◆ Supplied passage
However, i don’t think Mises was suggesting that part of this process, in an established monetary economy, that the choice of money itself was also evolving and changing in the same way that values, prices and allocations of resources are always changing. Only in the later stages of a barter economy is there such a possibility for doubt about what commodity is money. In an established monetary economy, there is no further question of what is money and as each moment passes, this money, whatever it is, becomes further entrenched as the sole money.
So I would therefore maintain that in a free market, once a commodity such as gold, for instance, was chosen by the market as money, that baring state aggression and collusion with the banking industry, no transition from gold (for instance), or competition with gold as money is possible.
However, if you can find something in Mises, Rothbard or any of the other many distinguished authors associated with the Mises institute that suggest otherwise, I would be sincerely very interested to take a look at what they have to say about it.
“The fundamental problem with Mike’s line of reasoning is that it ignores and goes counter to Mises’s theory of money. A great deal of Mises must be refuted before Mike can begin to make an argument supporting his position. And i don’t expect Mike to be refuting Mises in the near future.”
The real bills doctrine also goes completely counter to Henry Thornton, Keynes, Marshall, Wicksell, etc., and I don’t have any plans to write a dictionary-sized refutation of any of them. They all started from the view that when paper money is inconvertible, it must be unbacked, and so they set out to explain the puzzle of how an unbacked piece of paper can have value.
The real bills doctrine says that paper money was never unbacked in the first place, and that being inconvertible is not the same thing as being unbacked. Furthermore, there are two kinds of convertibility: physical convertibility, where a dollar is convertible into an ounce of silver, and financial convertibility, where a dollar is convertible into a dollar’s worth of the bank’s assets. As long as a bank maintains financial convertibility, physical convertibility is irrelevant. For example, after the xmas shopping season ends, people will bring their dollar notes back to the bank wanting silver in exchange, but the bank could head off this demand be selling its assets for paper dollars before the dollars return to the bank, thus heading off the demand for physical convertibility into silver. The dollars can be physically inconvertible, but they are certainly financially convertible, and certainly backed. Hence there was never any “puzzle” for Thornton et. al. to explain, and their monetary theory becomes irrelevant.
And BTW: Who made Mises the god of monetary theory? I’d be hard-pressed to come up with anything he ever said on the subject that had not been endlessly repeated from at least the time of Adam Smith and Thornton.
Mike,
“And BTW: Who made Mises the god of monetary theory? I’d be hard-pressed to come up with anything he ever said on the subject that had not been endlessly repeated from at least the time of Adam Smith and Thornton.”
Didn’t you say you read a little “Theory of Money and Credit” and decide pretty quickly Mises wasn’t worth reading further?

◆ Given data
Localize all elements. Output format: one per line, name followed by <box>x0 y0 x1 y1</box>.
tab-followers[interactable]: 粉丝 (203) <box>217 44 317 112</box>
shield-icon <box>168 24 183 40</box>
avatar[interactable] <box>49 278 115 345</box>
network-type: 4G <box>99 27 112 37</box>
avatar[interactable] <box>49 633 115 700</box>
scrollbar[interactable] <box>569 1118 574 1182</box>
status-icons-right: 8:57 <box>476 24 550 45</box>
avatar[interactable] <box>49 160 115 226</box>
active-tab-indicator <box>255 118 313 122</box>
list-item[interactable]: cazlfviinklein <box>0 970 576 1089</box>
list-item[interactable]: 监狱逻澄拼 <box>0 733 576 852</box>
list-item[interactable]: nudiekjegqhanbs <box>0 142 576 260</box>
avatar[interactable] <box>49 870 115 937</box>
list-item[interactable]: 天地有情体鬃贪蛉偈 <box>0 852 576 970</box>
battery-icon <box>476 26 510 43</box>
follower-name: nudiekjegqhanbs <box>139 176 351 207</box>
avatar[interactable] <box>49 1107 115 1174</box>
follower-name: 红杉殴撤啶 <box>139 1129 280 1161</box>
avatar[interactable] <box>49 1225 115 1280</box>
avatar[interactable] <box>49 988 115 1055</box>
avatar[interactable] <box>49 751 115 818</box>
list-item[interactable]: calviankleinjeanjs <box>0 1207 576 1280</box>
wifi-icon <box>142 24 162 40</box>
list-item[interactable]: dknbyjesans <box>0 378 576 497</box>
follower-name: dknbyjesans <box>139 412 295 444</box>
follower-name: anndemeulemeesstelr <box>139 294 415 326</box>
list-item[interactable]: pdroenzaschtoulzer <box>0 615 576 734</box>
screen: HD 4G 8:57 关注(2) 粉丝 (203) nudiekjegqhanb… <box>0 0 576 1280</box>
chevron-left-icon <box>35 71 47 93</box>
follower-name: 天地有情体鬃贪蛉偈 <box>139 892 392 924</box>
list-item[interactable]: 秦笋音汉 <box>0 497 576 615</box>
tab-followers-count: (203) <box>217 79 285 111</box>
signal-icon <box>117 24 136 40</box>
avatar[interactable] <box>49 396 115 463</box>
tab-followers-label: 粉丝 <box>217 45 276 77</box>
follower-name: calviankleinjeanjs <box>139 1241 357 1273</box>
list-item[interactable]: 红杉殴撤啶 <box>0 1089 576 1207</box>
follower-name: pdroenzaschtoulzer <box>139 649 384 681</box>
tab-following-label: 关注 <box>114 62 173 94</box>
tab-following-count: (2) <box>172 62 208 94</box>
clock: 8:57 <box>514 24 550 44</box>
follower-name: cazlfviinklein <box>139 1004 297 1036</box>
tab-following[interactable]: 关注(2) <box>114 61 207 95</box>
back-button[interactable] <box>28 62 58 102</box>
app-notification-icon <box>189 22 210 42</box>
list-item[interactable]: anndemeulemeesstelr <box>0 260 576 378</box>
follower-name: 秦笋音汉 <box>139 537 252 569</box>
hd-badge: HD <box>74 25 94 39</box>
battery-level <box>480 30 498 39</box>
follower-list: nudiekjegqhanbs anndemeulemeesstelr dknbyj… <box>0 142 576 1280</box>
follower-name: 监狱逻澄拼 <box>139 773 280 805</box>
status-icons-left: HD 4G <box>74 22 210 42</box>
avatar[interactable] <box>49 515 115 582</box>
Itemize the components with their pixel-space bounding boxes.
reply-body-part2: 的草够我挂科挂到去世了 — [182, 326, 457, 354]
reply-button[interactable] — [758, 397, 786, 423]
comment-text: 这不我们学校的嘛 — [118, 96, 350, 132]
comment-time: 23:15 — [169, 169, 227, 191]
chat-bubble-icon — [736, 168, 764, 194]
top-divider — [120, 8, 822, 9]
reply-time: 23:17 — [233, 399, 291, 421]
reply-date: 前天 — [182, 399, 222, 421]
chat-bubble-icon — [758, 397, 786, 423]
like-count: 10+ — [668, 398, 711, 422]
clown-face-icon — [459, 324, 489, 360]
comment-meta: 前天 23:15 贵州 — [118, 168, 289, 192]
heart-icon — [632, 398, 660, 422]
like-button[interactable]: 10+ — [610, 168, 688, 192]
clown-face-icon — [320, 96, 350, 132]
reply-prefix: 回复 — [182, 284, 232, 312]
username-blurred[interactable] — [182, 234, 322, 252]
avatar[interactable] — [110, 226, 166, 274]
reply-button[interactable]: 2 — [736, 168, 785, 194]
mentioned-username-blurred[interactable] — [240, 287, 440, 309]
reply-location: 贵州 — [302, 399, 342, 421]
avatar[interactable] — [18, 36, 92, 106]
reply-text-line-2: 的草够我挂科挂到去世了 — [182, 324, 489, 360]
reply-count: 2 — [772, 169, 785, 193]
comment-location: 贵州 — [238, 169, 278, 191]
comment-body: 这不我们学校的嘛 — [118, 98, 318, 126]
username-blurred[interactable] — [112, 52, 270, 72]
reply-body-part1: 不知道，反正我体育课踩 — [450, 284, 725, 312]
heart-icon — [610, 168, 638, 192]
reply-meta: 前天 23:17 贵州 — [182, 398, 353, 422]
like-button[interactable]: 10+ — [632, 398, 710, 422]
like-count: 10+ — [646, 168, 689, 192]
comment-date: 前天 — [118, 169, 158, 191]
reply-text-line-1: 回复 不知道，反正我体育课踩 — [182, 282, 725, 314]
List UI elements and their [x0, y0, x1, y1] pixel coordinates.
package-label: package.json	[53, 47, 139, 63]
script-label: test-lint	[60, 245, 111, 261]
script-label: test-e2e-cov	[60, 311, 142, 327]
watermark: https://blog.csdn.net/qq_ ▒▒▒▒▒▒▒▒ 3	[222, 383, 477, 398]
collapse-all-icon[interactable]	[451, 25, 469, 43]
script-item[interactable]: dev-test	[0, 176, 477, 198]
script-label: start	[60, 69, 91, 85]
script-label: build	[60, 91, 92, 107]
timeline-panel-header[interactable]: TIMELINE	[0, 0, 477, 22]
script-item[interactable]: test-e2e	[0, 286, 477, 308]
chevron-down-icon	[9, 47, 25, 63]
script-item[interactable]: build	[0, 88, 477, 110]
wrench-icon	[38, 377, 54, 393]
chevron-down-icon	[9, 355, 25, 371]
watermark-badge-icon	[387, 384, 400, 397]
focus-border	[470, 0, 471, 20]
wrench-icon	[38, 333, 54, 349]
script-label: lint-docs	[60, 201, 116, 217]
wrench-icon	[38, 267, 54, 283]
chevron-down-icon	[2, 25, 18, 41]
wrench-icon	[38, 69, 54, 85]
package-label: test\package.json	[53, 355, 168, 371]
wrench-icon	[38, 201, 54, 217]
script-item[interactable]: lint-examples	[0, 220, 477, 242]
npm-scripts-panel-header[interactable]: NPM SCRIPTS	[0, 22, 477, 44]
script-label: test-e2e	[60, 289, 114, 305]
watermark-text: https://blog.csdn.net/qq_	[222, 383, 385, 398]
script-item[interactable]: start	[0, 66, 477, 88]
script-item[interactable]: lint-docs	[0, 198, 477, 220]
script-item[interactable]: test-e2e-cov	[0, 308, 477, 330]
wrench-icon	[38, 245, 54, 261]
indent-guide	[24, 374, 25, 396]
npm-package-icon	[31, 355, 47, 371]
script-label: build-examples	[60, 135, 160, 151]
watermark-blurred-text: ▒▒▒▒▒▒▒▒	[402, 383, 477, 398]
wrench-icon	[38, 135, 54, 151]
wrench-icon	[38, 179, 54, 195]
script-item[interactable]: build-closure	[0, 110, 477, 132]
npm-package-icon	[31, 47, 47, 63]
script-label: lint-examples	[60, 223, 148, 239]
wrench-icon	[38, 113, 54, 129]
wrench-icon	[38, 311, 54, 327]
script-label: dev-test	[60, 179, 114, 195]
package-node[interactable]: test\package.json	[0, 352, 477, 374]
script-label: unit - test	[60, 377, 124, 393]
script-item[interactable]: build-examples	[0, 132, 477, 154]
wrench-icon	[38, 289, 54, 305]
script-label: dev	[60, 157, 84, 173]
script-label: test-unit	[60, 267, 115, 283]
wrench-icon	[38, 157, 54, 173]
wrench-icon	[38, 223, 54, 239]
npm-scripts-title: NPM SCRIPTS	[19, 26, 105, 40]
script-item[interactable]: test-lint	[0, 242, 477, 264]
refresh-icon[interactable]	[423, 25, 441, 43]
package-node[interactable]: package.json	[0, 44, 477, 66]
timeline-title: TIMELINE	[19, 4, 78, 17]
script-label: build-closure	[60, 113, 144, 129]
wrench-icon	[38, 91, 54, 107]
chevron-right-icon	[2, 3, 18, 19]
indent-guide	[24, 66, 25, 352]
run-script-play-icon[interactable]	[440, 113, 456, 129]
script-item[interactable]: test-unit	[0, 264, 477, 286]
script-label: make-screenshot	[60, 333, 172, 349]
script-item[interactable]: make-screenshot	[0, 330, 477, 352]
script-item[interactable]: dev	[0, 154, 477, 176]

◆ To do
[A] In the monetary theory discussion, restate everything from "The real bills doctrine also" down to "can have value.", putting "book-length rebuttal" in place of "dictionary-sized refutation".
[B] According to the monetary theory discussion, what two kinds of convertibility are there?
[C] Resume the monetary theory discussion after its final sentence and carry it further.

◆ Answers per task
[A]
The real bills doctrine also goes completely counter to Henry Thornton, Keynes, Marshall, Wicksell, etc., and I don’t have any plans to write a book-length rebuttal of any of them. They all started from the view that when paper money is inconvertible, it must be unbacked, and so they set out to explain the puzzle of how an unbacked piece of paper can have value.

[B] Physical convertibility, where a dollar is convertible into an ounce of silver, and financial convertibility, where a dollar is convertible into a dollar's worth of the bank's assets.

[C]
There are a few things you should know. Firstly, while Mises and the Austrians before him, and those who have followed have in one way or another entirely refuted Keynes and the others whose economics is not soundly based on praxeology, no one, on the other hand, has refuted Mises on his ideas on money and credit.
Therefore, while it is unnecessary for you to refute Keynes, since that has been done already, you will still need to refute Mises, since that has not yet been done already and your theories ignore and are contrary to his insights and conclusions. He’s no god, and some of his ideas have been improved on in certain areas of thought. But the money regression and his ideas on the nature and characteristics of money have not been improved on much to my knowledge and certainly have never been refuted.
The key first step though, in refuting Mises, is to understand his methods and arguments. You still must put in the effort to take this first step before you can pursue the more daunting undertaking of refuting him.
“And BTW: Who made Mises the god of monetary theory? I’d be hard-pressed to come up with anything he ever said on the subject that had not been endlessly repeated from at least the time of Adam Smith and Thornton.”
In the Theory of Money and Credit, Mises initiated his project to bring the analysis of money under the framework of subjective, marginal utility analysis. He did not complete this project until 1940 with publication of the German-language predecessor of Human Action. Whatever opinion one holds regarding the correctness of Mises’s monetary framework, his analysis of money, while to some extent in the Austrian School tradition of Menger and Böhm-Bawerk, was largely original and path breaking, and certainly not in the mold of the mainstream economics profession then, now, or at any intervening time.
“Didn’t you say you read a little “Theory of Money and Credit” and decide pretty quickly Mises wasn’t worth reading further?”
I read the whole thing, and even kept the notes I took. Mises certainly deserves credit for refuting Keynes (though Keynes unfortunately came to dominate economics anyway), but Mises’ monetary theory was the quantity theory, and thus committed the same errors as Smith, Ricardo, Thornton, Fisher, etc., etc.
Paul: “Only in the later stages of a barter economy is there such a possibility for doubt about what commodity is money. In an established monetary economy, there is no further question of what is money and as each moment passes, this money, whatever it is, becomes further entrenched as the sole money.”
There is a huge advantage to using as money whatever commodity it is everyone else is also using as money, which is the force which eventually “entrenches” a given commodity as money. But this no more precludes the use of other commodities as money than it precludes barter. Yeah, it’s gonna be rare, but it is not apodictically ruled out as it were.
The relevance to Mike Sproul’s arguments is that banks can issue, and even have issued claims againt their assets, which included debt owed to them. My understanding was that these shares as a rule weren’t used as money–at least not under what were more free-market-like conditions. It took legal tender laws and some banker-friendly court rulings before they got away with that.
As I said, the real problem with his arguments is that the inflationary actions of the banks that he is trying to defend as fundamentally legitimate, although not logically impossible, simply wouldn’t happen under genuinely free-market conditions. His arguments, like most of what passes for economics these days, are merely ex post facto apologia for the massive fraud that is fiat currency.
Thant:
“the real problem with his arguments is that the inflationary actions of the banks that he is trying to defend as fundamentally legitimate, although not logically impossible, simply wouldn’t happen under genuinely free-market conditions.”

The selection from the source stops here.